### [What you will do]
Repeat the line that contains "What text is on this page?" and all lines after it through the end, exactly as they are, minus the pictures.
== Supplied data ==
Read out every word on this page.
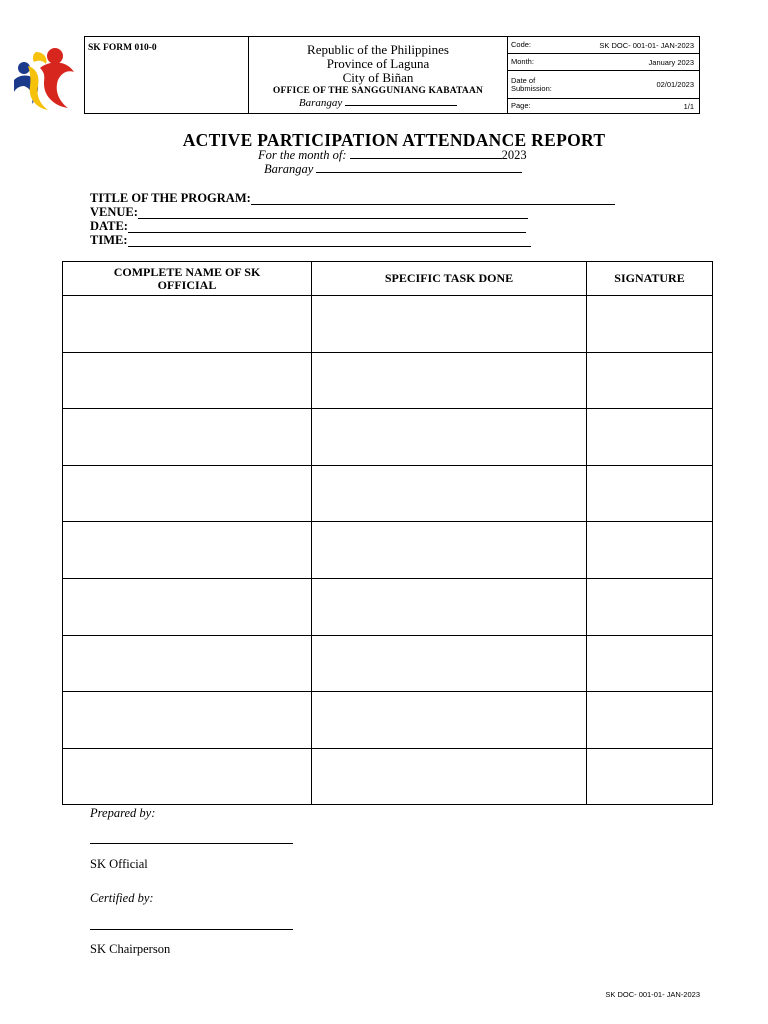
SK FORM 010-0	Republic of the Philippines
Province of Laguna
City of Biñan
OFFICE OF THE SANGGUNIANG KABATAAN
Barangay
Code:	SK DOC- 001-01- JAN-2023
Month:	January 2023
Date of Submission:	02/01/2023
Page:	1/1
ACTIVE PARTICIPATION ATTENDANCE REPORT
For the month of:	2023
Barangay
TITLE OF THE PROGRAM:
VENUE:
DATE:
TIME:
COMPLETE NAME OF SK OFFICIAL	SPECIFIC TASK DONE	SIGNATURE

Prepared by:
SK Official
Certified by:
SK Chairperson
SK DOC- 001-01- JAN-2023
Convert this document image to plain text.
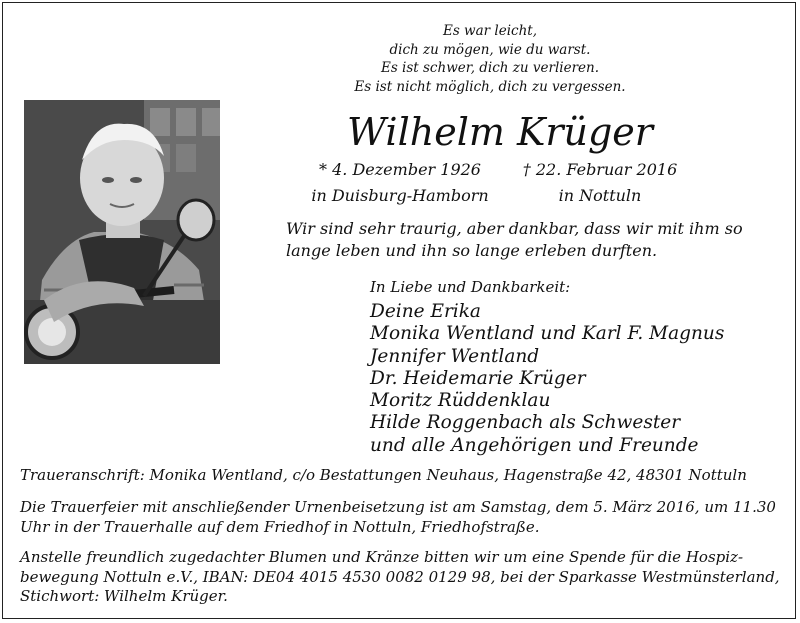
Es war leicht,
dich zu mögen, wie du warst.
Es ist schwer, dich zu verlieren.
Es ist nicht möglich, dich zu vergessen.
Wilhelm Krüger
* 4. Dezember 1926
in Duisburg-Hamborn
† 22. Februar 2016
in Nottuln
Wir sind sehr traurig, aber dankbar, dass wir mit ihm so lange leben und ihn so lange erleben durften.
In Liebe und Dankbarkeit:
Deine Erika
Monika Wentland und Karl F. Magnus
Jennifer Wentland
Dr. Heidemarie Krüger
Moritz Rüddenklau
Hilde Roggenbach als Schwester
und alle Angehörigen und Freunde

Traueranschrift: Monika Wentland, c/o Bestattungen Neuhaus, Hagenstraße 42, 48301 Nottuln

Die Trauerfeier mit anschließender Urnenbeisetzung ist am Samstag, dem 5. März 2016, um 11.30 Uhr in der Trauerhalle auf dem Friedhof in Nottuln, Friedhofstraße.

Anstelle freundlich zugedachter Blumen und Kränze bitten wir um eine Spende für die Hospiz-bewegung Nottuln e.V., IBAN: DE04 4015 4530 0082 0129 98, bei der Sparkasse Westmünsterland, Stichwort: Wilhelm Krüger.
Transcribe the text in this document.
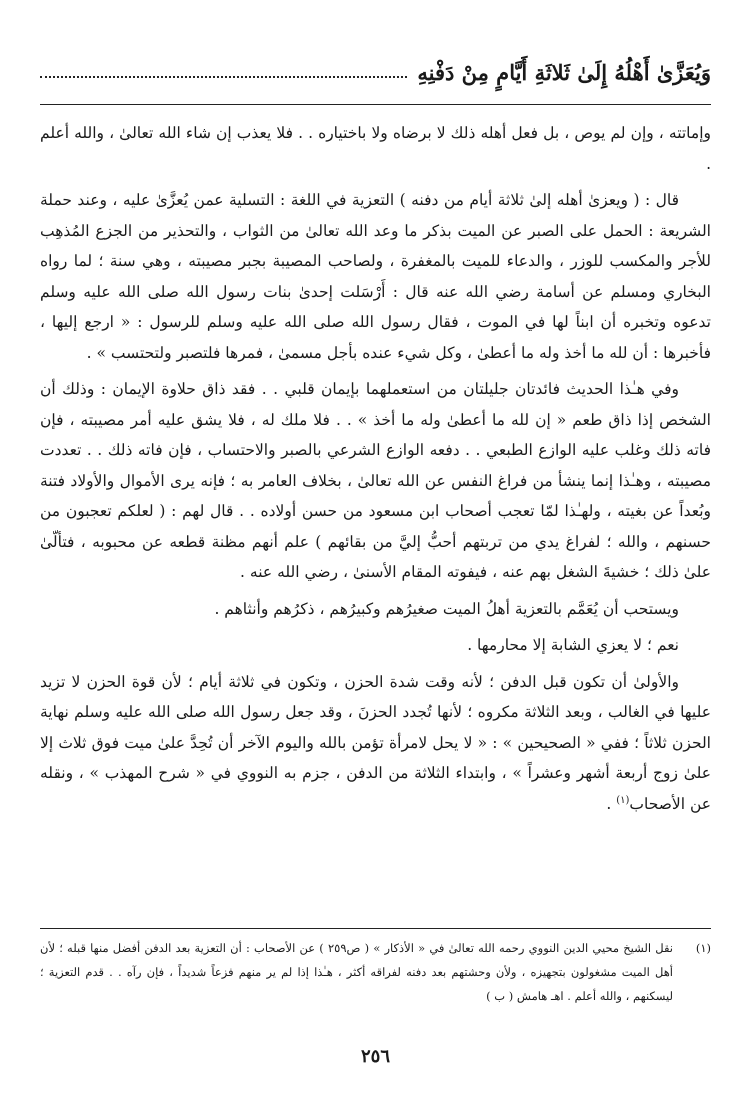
وَيُعَزَّىٰ أَهْلُهُ إِلَىٰ ثَلاثَةِ أَيَّامٍ مِنْ دَفْنِهِ

وإماتته ، وإن لم يوص ، بل فعل أهله ذلك لا برضاه ولا باختياره . . فلا يعذب إن شاء الله تعالىٰ ، والله أعلم .

قال : ( ويعزىٰ أهله إلىٰ ثلاثة أيام من دفنه ) التعزية في اللغة : التسلية عمن يُعزَّىٰ عليه ، وعند حملة الشريعة : الحمل على الصبر عن الميت بذكر ما وعد الله تعالىٰ من الثواب ، والتحذير من الجزع المُذهِب للأجر والمكسب للوزر ، والدعاء للميت بالمغفرة ، ولصاحب المصيبة بجبر مصيبته ، وهي سنة ؛ لما رواه البخاري ومسلم عن أسامة رضي الله عنه قال : أَرْسَلت إحدىٰ بنات رسول الله صلى الله عليه وسلم تدعوه وتخبره أن ابناً لها في الموت ، فقال رسول الله صلى الله عليه وسلم للرسول : « ارجع إليها ، فأخبرها : أن لله ما أخذ وله ما أعطىٰ ، وكل شيء عنده بأجل مسمىٰ ، فمرها فلتصبر ولتحتسب » .

وفي هـٰذا الحديث فائدتان جليلتان من استعملهما بإيمان قلبي . . فقد ذاق حلاوة الإيمان : وذلك أن الشخص إذا ذاق طعم « إن لله ما أعطىٰ وله ما أخذ » . . فلا ملك له ، فلا يشق عليه أمر مصيبته ، فإن فاته ذلك وغلب عليه الوازع الطبعي . . دفعه الوازع الشرعي بالصبر والاحتساب ، فإن فاته ذلك . . تعددت مصيبته ، وهـٰذا إنما ينشأ من فراغ النفس عن الله تعالىٰ ، بخلاف العامر به ؛ فإنه يرى الأموال والأولاد فتنة وبُعداً عن بغيته ، ولهـٰذا لمّا تعجب أصحاب ابن مسعود من حسن أولاده . . قال لهم : ( لعلكم تعجبون من حسنهم ، والله ؛ لفراغ يدي من تربتهم أحبُّ إليَّ من بقائهم ) علم أنهم مظنة قطعه عن محبوبه ، فتألّىٰ علىٰ ذلك ؛ خشيةَ الشغل بهم عنه ، فيفوته المقام الأسنىٰ ، رضي الله عنه .

ويستحب أن يُعَمَّم بالتعزية أهلُ الميت صغيرُهم وكبيرُهم ، ذكرُهم وأنثاهم .

نعم ؛ لا يعزي الشابة إلا محارمها .

والأولىٰ أن تكون قبل الدفن ؛ لأنه وقت شدة الحزن ، وتكون في ثلاثة أيام ؛ لأن قوة الحزن لا تزيد عليها في الغالب ، وبعد الثلاثة مكروه ؛ لأنها تُجدد الحزنَ ، وقد جعل رسول الله صلى الله عليه وسلم نهاية الحزن ثلاثاً ؛ ففي « الصحيحين » : « لا يحل لامرأة تؤمن بالله واليوم الآخر أن تُحِدَّ علىٰ ميت فوق ثلاث إلا علىٰ زوج أربعة أشهر وعشراً » ، وابتداء الثلاثة من الدفن ، جزم به النووي في « شرح المهذب » ، ونقله عن الأصحاب$^{(١)}$ .

(١)
نقل الشيخ محيي الدين النووي رحمه الله تعالىٰ في « الأذكار » ( ص٢٥٩ ) عن الأصحاب : أن التعزية بعد الدفن أفضل منها قبله ؛ لأن أهل الميت مشغولون بتجهيزه ، ولأن وحشتهم بعد دفنه لفراقه أكثر ، هـٰذا إذا لم ير منهم فزعاً شديداً ، فإن رآه . . قدم التعزية ؛ ليسكنهم ، والله أعلم . اهـ هامش ( ب )
٢٥٦
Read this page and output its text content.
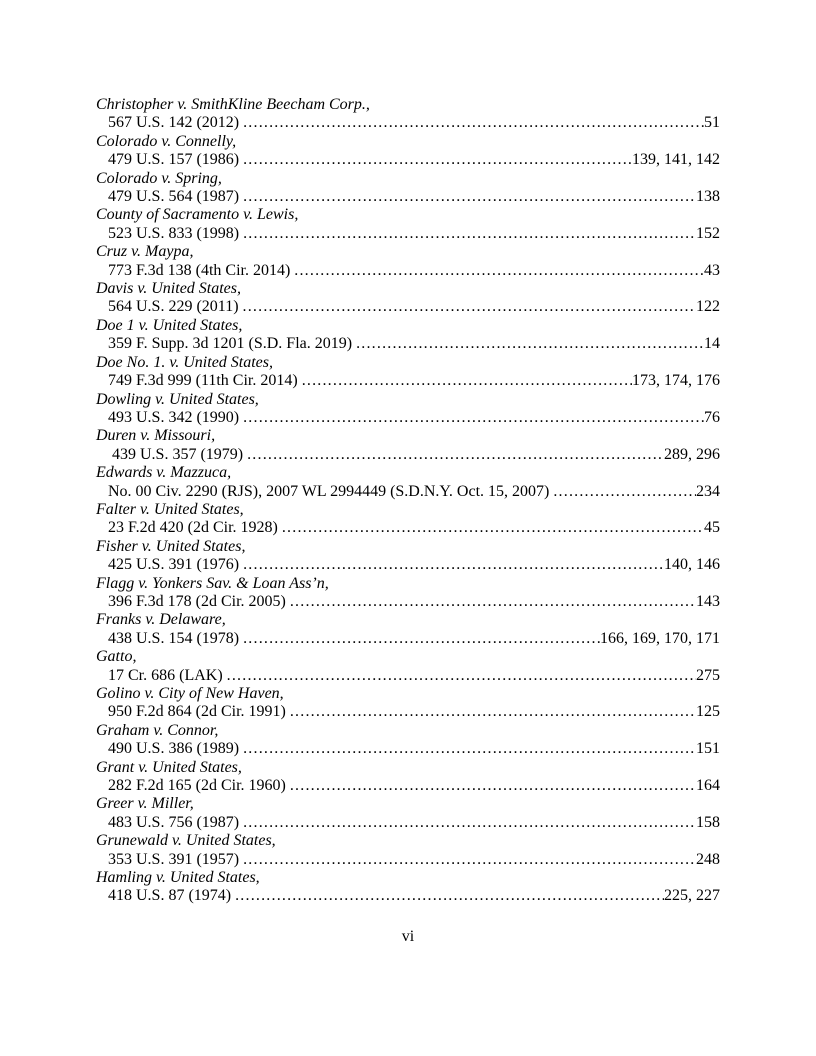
Christopher v. SmithKline Beecham Corp.,
567 U.S. 142 (2012) .....	51
Colorado v. Connelly,
479 U.S. 157 (1986) .....	139, 141, 142
Colorado v. Spring,
479 U.S. 564 (1987) .....	138
County of Sacramento v. Lewis,
523 U.S. 833 (1998) .....	152
Cruz v. Maypa,
773 F.3d 138 (4th Cir. 2014) .....	43
Davis v. United States,
564 U.S. 229 (2011) .....	122
Doe 1 v. United States,
359 F. Supp. 3d 1201 (S.D. Fla. 2019) .....	14
Doe No. 1. v. United States,
749 F.3d 999 (11th Cir. 2014) .....	173, 174, 176
Dowling v. United States,
493 U.S. 342 (1990) .....	76
Duren v. Missouri,
439 U.S. 357 (1979) .....	289, 296
Edwards v. Mazzuca,
No. 00 Civ. 2290 (RJS), 2007 WL 2994449 (S.D.N.Y. Oct. 15, 2007) .....	234
Falter v. United States,
23 F.2d 420 (2d Cir. 1928) .....	45
Fisher v. United States,
425 U.S. 391 (1976) .....	140, 146
Flagg v. Yonkers Sav. & Loan Ass’n,
396 F.3d 178 (2d Cir. 2005) .....	143
Franks v. Delaware,
438 U.S. 154 (1978) .....	166, 169, 170, 171
Gatto,
17 Cr. 686 (LAK) .....	275
Golino v. City of New Haven,
950 F.2d 864 (2d Cir. 1991) .....	125
Graham v. Connor,
490 U.S. 386 (1989) .....	151
Grant v. United States,
282 F.2d 165 (2d Cir. 1960) .....	164
Greer v. Miller,
483 U.S. 756 (1987) .....	158
Grunewald v. United States,
353 U.S. 391 (1957) .....	248
Hamling v. United States,
418 U.S. 87 (1974) .....	225, 227
vi
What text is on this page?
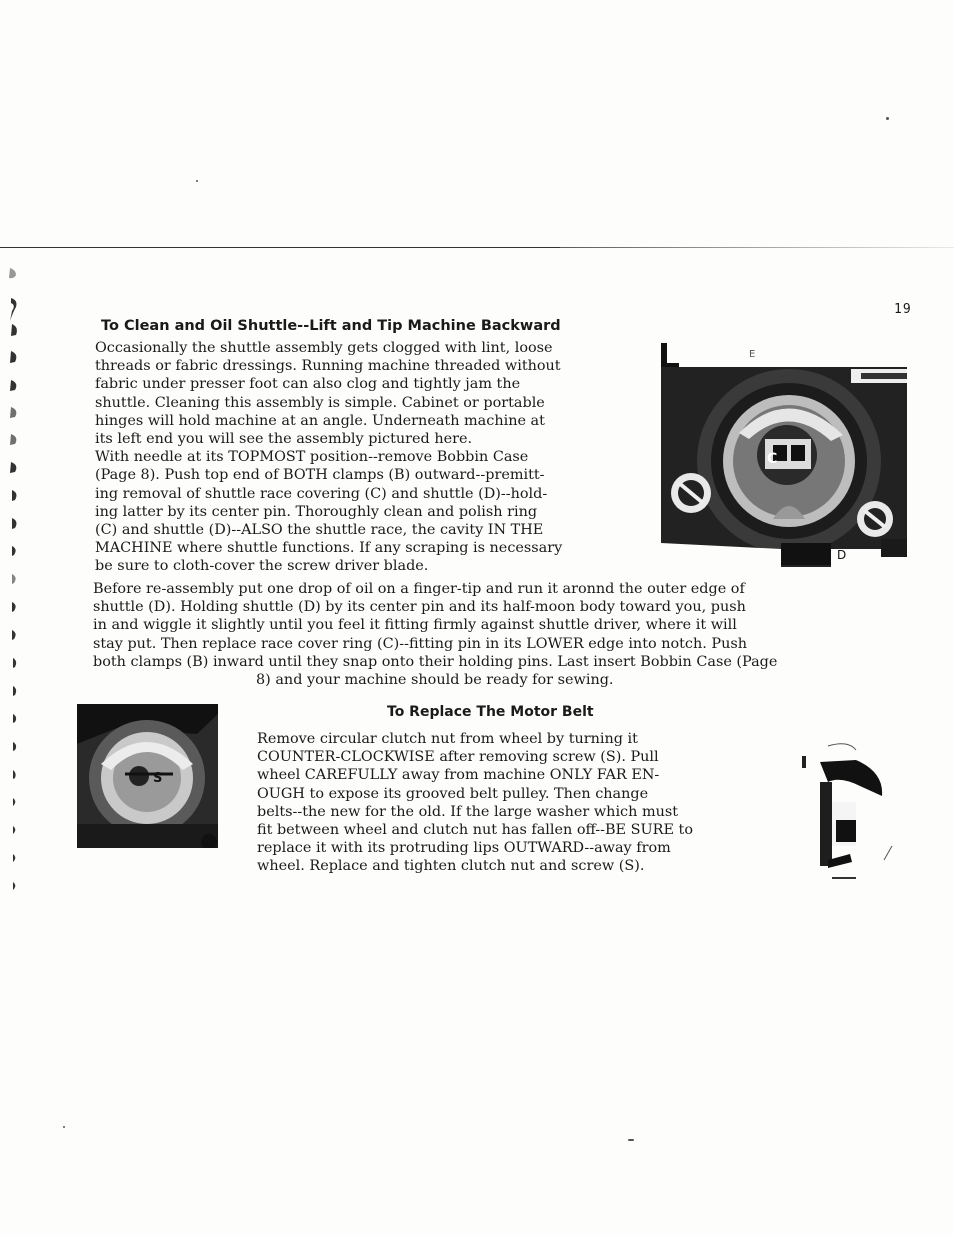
19
To Clean and Oil Shuttle--Lift and Tip Machine Backward
Occasionally the shuttle assembly gets clogged with lint, loose
threads or fabric dressings. Running machine threaded without
fabric under presser foot can also clog and tightly jam the
shuttle. Cleaning this assembly is simple. Cabinet or portable
hinges will hold machine at an angle. Underneath machine at
its left end you will see the assembly pictured here.
With needle at its TOPMOST position--remove Bobbin Case
(Page 8). Push top end of BOTH clamps (B) outward--premitt-
ing removal of shuttle race covering (C) and shuttle (D)--hold-
ing latter by its center pin. Thoroughly clean and polish ring
(C) and shuttle (D)--ALSO the shuttle race, the cavity IN THE
MACHINE where shuttle functions. If any scraping is necessary
be sure to cloth-cover the screw driver blade.
E
C
D
Before re-assembly put one drop of oil on a finger-tip and run it aronnd the outer edge of
shuttle (D). Holding shuttle (D) by its center pin and its half-moon body toward you, push
in and wiggle it slightly until you feel it fitting firmly against shuttle driver, where it will
stay put. Then replace race cover ring (C)--fitting pin in its LOWER edge into notch. Push
both clamps (B) inward until they snap onto their holding pins. Last insert Bobbin Case (Page
8) and your machine should be ready for sewing.
To Replace The Motor Belt
S
Remove circular clutch nut from wheel by turning it
COUNTER-CLOCKWISE after removing screw (S). Pull
wheel CAREFULLY away from machine ONLY FAR EN-
OUGH to expose its grooved belt pulley. Then change
belts--the new for the old. If the large washer which must
fit between wheel and clutch nut has fallen off--BE SURE to
replace it with its protruding lips OUTWARD--away from
wheel. Replace and tighten clutch nut and screw (S).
===
### [Final answer]
What text is on this page?
19
To Clean and Oil Shuttle--Lift and Tip Machine Backward
Occasionally the shuttle assembly gets clogged with lint, loose
threads or fabric dressings. Running machine threaded without
fabric under presser foot can also clog and tightly jam the
shuttle. Cleaning this assembly is simple. Cabinet or portable
hinges will hold machine at an angle. Underneath machine at
its left end you will see the assembly pictured here.
With needle at its TOPMOST position--remove Bobbin Case
(Page 8). Push top end of BOTH clamps (B) outward--premitt-
ing removal of shuttle race covering (C) and shuttle (D)--hold-
ing latter by its center pin. Thoroughly clean and polish ring
(C) and shuttle (D)--ALSO the shuttle race, the cavity IN THE
MACHINE where shuttle functions. If any scraping is necessary
be sure to cloth-cover the screw driver blade.
E
C
D
Before re-assembly put one drop of oil on a finger-tip and run it aronnd the outer edge of
shuttle (D). Holding shuttle (D) by its center pin and its half-moon body toward you, push
in and wiggle it slightly until you feel it fitting firmly against shuttle driver, where it will
stay put. Then replace race cover ring (C)--fitting pin in its LOWER edge into notch. Push
both clamps (B) inward until they snap onto their holding pins. Last insert Bobbin Case (Page
8) and your machine should be ready for sewing.
To Replace The Motor Belt
S
Remove circular clutch nut from wheel by turning it
COUNTER-CLOCKWISE after removing screw (S). Pull
wheel CAREFULLY away from machine ONLY FAR EN-
OUGH to expose its grooved belt pulley. Then change
belts--the new for the old. If the large washer which must
fit between wheel and clutch nut has fallen off--BE SURE to
replace it with its protruding lips OUTWARD--away from
wheel. Replace and tighten clutch nut and screw (S).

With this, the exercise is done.